» **Task goal**
Quote all of the data exactly as given. Skip every picture it contains.

___

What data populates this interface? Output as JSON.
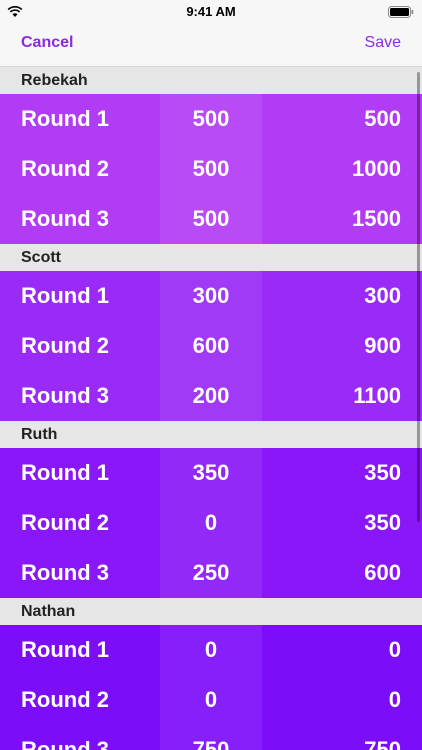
{
  "status_bar": {
    "time": "9:41 AM"
  },
  "nav": {
    "cancel_label": "Cancel",
    "save_label": "Save"
  },
  "players": [
    {
      "name": "Rebekah",
      "rounds": [
        {
          "label": "Round 1",
          "score": "500",
          "total": "500"
        },
        {
          "label": "Round 2",
          "score": "500",
          "total": "1000"
        },
        {
          "label": "Round 3",
          "score": "500",
          "total": "1500"
        }
      ]
    },
    {
      "name": "Scott",
      "rounds": [
        {
          "label": "Round 1",
          "score": "300",
          "total": "300"
        },
        {
          "label": "Round 2",
          "score": "600",
          "total": "900"
        },
        {
          "label": "Round 3",
          "score": "200",
          "total": "1100"
        }
      ]
    },
    {
      "name": "Ruth",
      "rounds": [
        {
          "label": "Round 1",
          "score": "350",
          "total": "350"
        },
        {
          "label": "Round 2",
          "score": "0",
          "total": "350"
        },
        {
          "label": "Round 3",
          "score": "250",
          "total": "600"
        }
      ]
    },
    {
      "name": "Nathan",
      "rounds": [
        {
          "label": "Round 1",
          "score": "0",
          "total": "0"
        },
        {
          "label": "Round 2",
          "score": "0",
          "total": "0"
        },
        {
          "label": "Round 3",
          "score": "750",
          "total": "750"
        }
      ]
    }
  ],
  "colors": {
    "accent": "#8a2be2",
    "section_0": "#b23cf5",
    "section_1": "#9a2af7",
    "section_2": "#8a17f8",
    "section_3": "#7c0df9"
  }
}
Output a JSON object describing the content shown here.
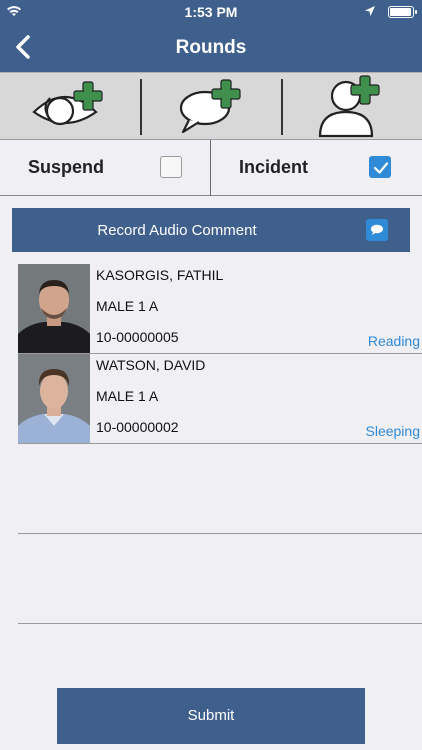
{
  "status_bar": {
    "time": "1:53 PM"
  },
  "nav": {
    "title": "Rounds"
  },
  "actions": [
    {
      "icon": "eye-add-icon"
    },
    {
      "icon": "comment-add-icon"
    },
    {
      "icon": "person-add-icon"
    }
  ],
  "toggles": {
    "suspend": {
      "label": "Suspend",
      "checked": false
    },
    "incident": {
      "label": "Incident",
      "checked": true
    }
  },
  "record": {
    "label": "Record Audio Comment",
    "icon": "speech-bubble-icon"
  },
  "inmates": [
    {
      "name": "KASORGIS, FATHIL",
      "location": "MALE 1 A",
      "number": "10-00000005",
      "status": "Reading"
    },
    {
      "name": "WATSON, DAVID",
      "location": "MALE 1 A",
      "number": "10-00000002",
      "status": "Sleeping"
    }
  ],
  "submit": {
    "label": "Submit"
  },
  "colors": {
    "header": "#3f5f8c",
    "accent": "#2f8ad8",
    "plus": "#3f8f4d"
  }
}
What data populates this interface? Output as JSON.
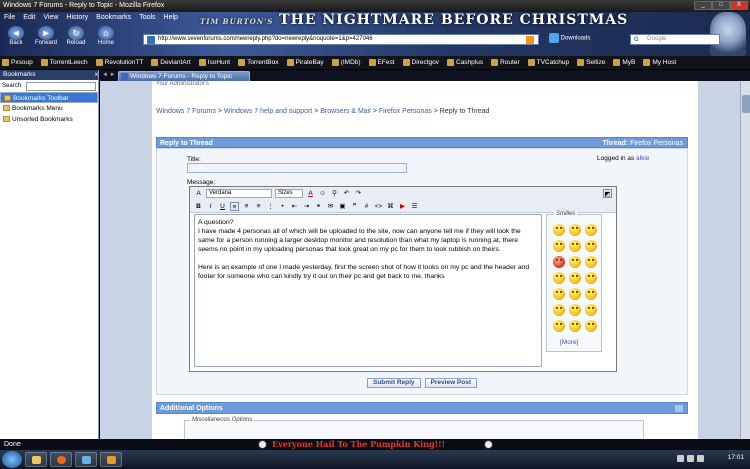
{
  "window": {
    "title": "Windows 7 Forums - Reply to Topic - Mozilla Firefox",
    "controls": [
      "_",
      "□",
      "X"
    ]
  },
  "menu": [
    "File",
    "Edit",
    "View",
    "History",
    "Bookmarks",
    "Tools",
    "Help"
  ],
  "persona": {
    "logo_prefix": "TIM BURTON'S",
    "logo_main": "THE NIGHTMARE BEFORE CHRISTMAS"
  },
  "nav": {
    "back": "Back",
    "forward": "Forward",
    "reload": "Reload",
    "home": "Home"
  },
  "url": "http://www.sevenforums.com/newreply.php?do=newreply&noquote=1&p=427046",
  "downloads": "Downloads",
  "search": {
    "engine": "G",
    "placeholder": "Google"
  },
  "bookmarks": [
    "Pxsoup",
    "TorrentLeech",
    "RevolutionTT",
    "DeviantArt",
    "IsoHunt",
    "TorrentBox",
    "PirateBay",
    "(IMDb)",
    "EFest",
    "Directgov",
    "Cashplus",
    "Router",
    "TVCatchup",
    "Sellize",
    "MyB",
    "My Host"
  ],
  "sidebar": {
    "title": "Bookmarks",
    "close": "x",
    "search_label": "Search:",
    "items": [
      "Bookmarks Toolbar",
      "Bookmarks Menu",
      "Unsorted Bookmarks"
    ]
  },
  "tab": {
    "label": "Windows 7 Forums - Reply to Topic",
    "arrows": "◄ ►"
  },
  "page": {
    "top_text": "Your Administrator's",
    "breadcrumb": [
      "Windows 7 Forums",
      "Windows 7 help and support",
      "Browsers & Mail",
      "Firefox Personas",
      "Reply to Thread"
    ],
    "reply_header": "Reply to Thread",
    "thread_label": "Thread:",
    "thread_name": "Firefox Personas",
    "title_label": "Title:",
    "logged_in_prefix": "Logged in as",
    "logged_in_user": "alkie",
    "message_label": "Message:",
    "font": "Verdana",
    "size": "Sizes",
    "message_lines": [
      "A question?",
      "I have made 4 personas all of which will be uploaded to the site, now can anyone tell me if they will look the same for a person running a larger desktop monitor and resolution than what my laptop is running at, there seems no point in my uploading personas that look great on my pc for them to look rubbish on theirs.",
      "Here is an example of one I made yesterday, first the screen shot of how it looks on my pc and the header and footer for someone who can kindly try it out on their pc and get back to me, thanks"
    ],
    "smilies_label": "Smilies",
    "more": "[More]",
    "submit": "Submit Reply",
    "preview": "Preview Post",
    "additional_options": "Additional Options",
    "misc_options": "Miscellaneous Options"
  },
  "status": {
    "text": "Done",
    "banner": "Everyone Hail To The Pumpkin King!!!"
  },
  "taskbar": {
    "clock": "17:01"
  }
}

___

» **Answer for this exercise**
What data populates this interface? Output as JSON.
{
  "status_bar": {
    "time": "9:41 AM"
  },
  "nav": {
    "cancel_label": "Cancel",
    "save_label": "Save"
  },
  "players": [
    {
      "name": "Rebekah",
      "rounds": [
        {
          "label": "Round 1",
          "score": "500",
          "total": "500"
        },
        {
          "label": "Round 2",
          "score": "500",
          "total": "1000"
        },
        {
          "label": "Round 3",
          "score": "500",
          "total": "1500"
        }
      ]
    },
    {
      "name": "Scott",
      "rounds": [
        {
          "label": "Round 1",
          "score": "300",
          "total": "300"
        },
        {
          "label": "Round 2",
          "score": "600",
          "total": "900"
        },
        {
          "label": "Round 3",
          "score": "200",
          "total": "1100"
        }
      ]
    },
    {
      "name": "Ruth",
      "rounds": [
        {
          "label": "Round 1",
          "score": "350",
          "total": "350"
        },
        {
          "label": "Round 2",
          "score": "0",
          "total": "350"
        },
        {
          "label": "Round 3",
          "score": "250",
          "total": "600"
        }
      ]
    },
    {
      "name": "Nathan",
      "rounds": [
        {
          "label": "Round 1",
          "score": "0",
          "total": "0"
        },
        {
          "label": "Round 2",
          "score": "0",
          "total": "0"
        },
        {
          "label": "Round 3",
          "score": "750",
          "total": "750"
        }
      ]
    }
  ],
  "colors": {
    "accent": "#8a2be2",
    "section_0": "#b23cf5",
    "section_1": "#9a2af7",
    "section_2": "#8a17f8",
    "section_3": "#7c0df9"
  }
}
Output a JSON object describing the content shown here.
{
  "status_bar": {
    "time": "1:53 PM"
  },
  "nav": {
    "title": "Rounds"
  },
  "actions": [
    {
      "icon": "eye-add-icon"
    },
    {
      "icon": "comment-add-icon"
    },
    {
      "icon": "person-add-icon"
    }
  ],
  "toggles": {
    "suspend": {
      "label": "Suspend",
      "checked": false
    },
    "incident": {
      "label": "Incident",
      "checked": true
    }
  },
  "record": {
    "label": "Record Audio Comment",
    "icon": "speech-bubble-icon"
  },
  "inmates": [
    {
      "name": "KASORGIS, FATHIL",
      "location": "MALE 1 A",
      "number": "10-00000005",
      "status": "Reading"
    },
    {
      "name": "WATSON, DAVID",
      "location": "MALE 1 A",
      "number": "10-00000002",
      "status": "Sleeping"
    }
  ],
  "submit": {
    "label": "Submit"
  },
  "colors": {
    "header": "#3f5f8c",
    "accent": "#2f8ad8",
    "plus": "#3f8f4d"
  }
}
What data populates this interface? Output as JSON.
{
  "window": {
    "title": "Windows 7 Forums - Reply to Topic - Mozilla Firefox",
    "controls": [
      "_",
      "□",
      "X"
    ]
  },
  "menu": [
    "File",
    "Edit",
    "View",
    "History",
    "Bookmarks",
    "Tools",
    "Help"
  ],
  "persona": {
    "logo_prefix": "TIM BURTON'S",
    "logo_main": "THE NIGHTMARE BEFORE CHRISTMAS"
  },
  "nav": {
    "back": "Back",
    "forward": "Forward",
    "reload": "Reload",
    "home": "Home"
  },
  "url": "http://www.sevenforums.com/newreply.php?do=newreply&noquote=1&p=427046",
  "downloads": "Downloads",
  "search": {
    "engine": "G",
    "placeholder": "Google"
  },
  "bookmarks": [
    "Pxsoup",
    "TorrentLeech",
    "RevolutionTT",
    "DeviantArt",
    "IsoHunt",
    "TorrentBox",
    "PirateBay",
    "(IMDb)",
    "EFest",
    "Directgov",
    "Cashplus",
    "Router",
    "TVCatchup",
    "Sellize",
    "MyB",
    "My Host"
  ],
  "sidebar": {
    "title": "Bookmarks",
    "close": "x",
    "search_label": "Search:",
    "items": [
      "Bookmarks Toolbar",
      "Bookmarks Menu",
      "Unsorted Bookmarks"
    ]
  },
  "tab": {
    "label": "Windows 7 Forums - Reply to Topic",
    "arrows": "◄ ►"
  },
  "page": {
    "top_text": "Your Administrator's",
    "breadcrumb": [
      "Windows 7 Forums",
      "Windows 7 help and support",
      "Browsers & Mail",
      "Firefox Personas",
      "Reply to Thread"
    ],
    "reply_header": "Reply to Thread",
    "thread_label": "Thread:",
    "thread_name": "Firefox Personas",
    "title_label": "Title:",
    "logged_in_prefix": "Logged in as",
    "logged_in_user": "alkie",
    "message_label": "Message:",
    "font": "Verdana",
    "size": "Sizes",
    "message_lines": [
      "A question?",
      "I have made 4 personas all of which will be uploaded to the site, now can anyone tell me if they will look the same for a person running a larger desktop monitor and resolution than what my laptop is running at, there seems no point in my uploading personas that look great on my pc for them to look rubbish on theirs.",
      "Here is an example of one I made yesterday, first the screen shot of how it looks on my pc and the header and footer for someone who can kindly try it out on their pc and get back to me, thanks"
    ],
    "smilies_label": "Smilies",
    "more": "[More]",
    "submit": "Submit Reply",
    "preview": "Preview Post",
    "additional_options": "Additional Options",
    "misc_options": "Miscellaneous Options"
  },
  "status": {
    "text": "Done",
    "banner": "Everyone Hail To The Pumpkin King!!!"
  },
  "taskbar": {
    "clock": "17:01"
  }
}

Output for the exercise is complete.